[Data excerpts]

····················

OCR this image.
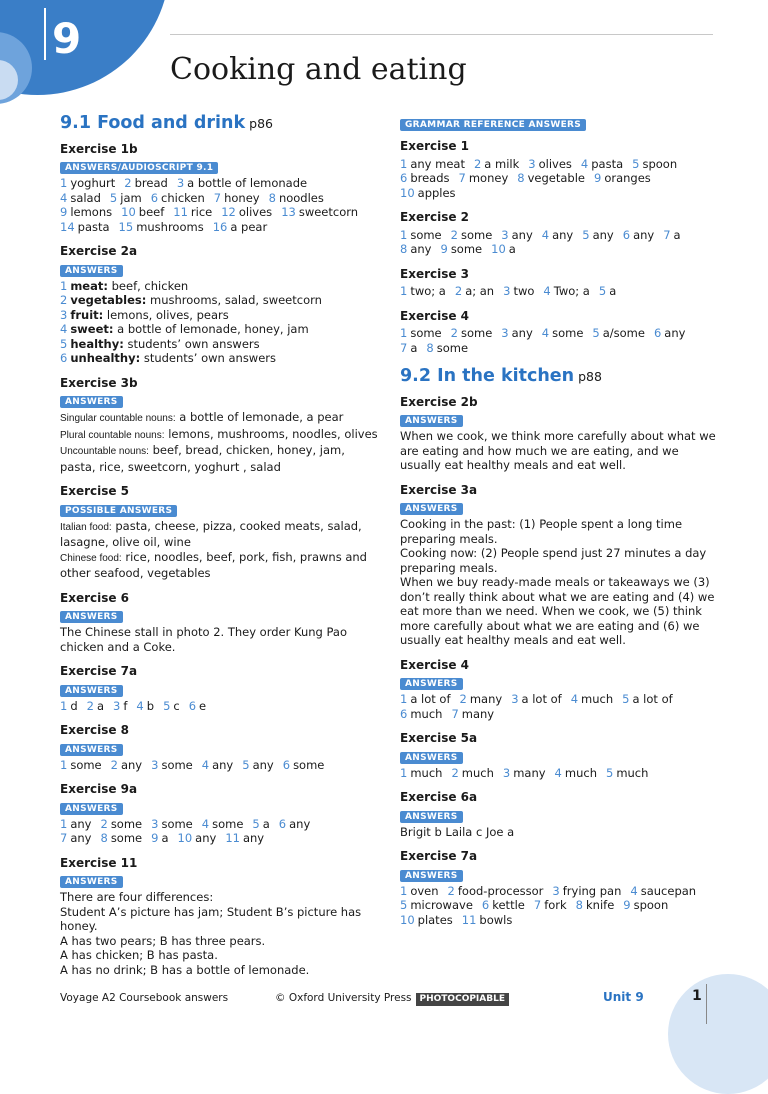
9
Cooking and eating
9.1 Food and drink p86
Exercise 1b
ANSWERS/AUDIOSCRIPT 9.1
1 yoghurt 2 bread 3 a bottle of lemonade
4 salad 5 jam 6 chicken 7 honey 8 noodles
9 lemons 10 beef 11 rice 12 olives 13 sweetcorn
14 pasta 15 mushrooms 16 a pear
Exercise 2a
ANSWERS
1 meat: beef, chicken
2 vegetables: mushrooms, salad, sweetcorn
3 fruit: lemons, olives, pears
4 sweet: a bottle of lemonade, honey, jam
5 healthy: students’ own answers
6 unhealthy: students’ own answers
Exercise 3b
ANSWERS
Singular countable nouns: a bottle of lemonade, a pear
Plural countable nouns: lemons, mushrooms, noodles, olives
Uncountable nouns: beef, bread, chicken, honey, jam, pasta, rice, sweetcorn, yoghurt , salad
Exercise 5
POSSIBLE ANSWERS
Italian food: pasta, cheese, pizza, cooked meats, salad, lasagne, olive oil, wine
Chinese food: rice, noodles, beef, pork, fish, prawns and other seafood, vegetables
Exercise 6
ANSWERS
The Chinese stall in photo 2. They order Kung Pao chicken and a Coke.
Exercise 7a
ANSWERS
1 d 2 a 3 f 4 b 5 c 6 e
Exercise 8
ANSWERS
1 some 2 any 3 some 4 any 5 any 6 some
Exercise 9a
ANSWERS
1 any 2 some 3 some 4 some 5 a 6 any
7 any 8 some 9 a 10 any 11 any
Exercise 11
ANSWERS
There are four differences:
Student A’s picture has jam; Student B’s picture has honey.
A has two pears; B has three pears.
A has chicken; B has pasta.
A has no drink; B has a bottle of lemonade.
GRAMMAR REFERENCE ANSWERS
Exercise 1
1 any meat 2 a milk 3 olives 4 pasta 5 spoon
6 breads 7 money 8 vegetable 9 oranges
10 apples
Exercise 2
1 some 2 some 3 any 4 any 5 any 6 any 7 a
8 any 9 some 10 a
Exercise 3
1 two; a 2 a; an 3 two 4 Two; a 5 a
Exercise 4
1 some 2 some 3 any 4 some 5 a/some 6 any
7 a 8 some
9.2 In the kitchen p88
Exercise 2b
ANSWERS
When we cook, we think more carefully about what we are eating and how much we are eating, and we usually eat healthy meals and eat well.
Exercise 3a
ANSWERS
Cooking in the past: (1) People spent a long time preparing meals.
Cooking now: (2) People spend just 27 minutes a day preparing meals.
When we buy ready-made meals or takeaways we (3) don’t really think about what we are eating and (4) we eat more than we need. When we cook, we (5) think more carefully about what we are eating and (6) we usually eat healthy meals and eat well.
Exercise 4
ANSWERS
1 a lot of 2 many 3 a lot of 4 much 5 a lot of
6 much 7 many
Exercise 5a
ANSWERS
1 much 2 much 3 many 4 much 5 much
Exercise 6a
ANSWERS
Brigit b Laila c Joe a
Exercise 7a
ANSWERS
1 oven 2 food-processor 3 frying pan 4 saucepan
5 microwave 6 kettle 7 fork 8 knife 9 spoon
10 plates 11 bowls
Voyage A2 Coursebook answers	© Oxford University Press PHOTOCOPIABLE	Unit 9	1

····················

Given instruction.
Gather each line in the entries above where the string "honey" is found.

Worked answer.
4 salad 5 jam 6 chicken 7 honey 8 noodles
4 sweet: a bottle of lemonade, honey, jam
Uncountable nouns: beef, bread, chicken, honey, jam, pasta, rice, sweetcorn, yoghurt , salad
Student A’s picture has jam; Student B’s picture has honey.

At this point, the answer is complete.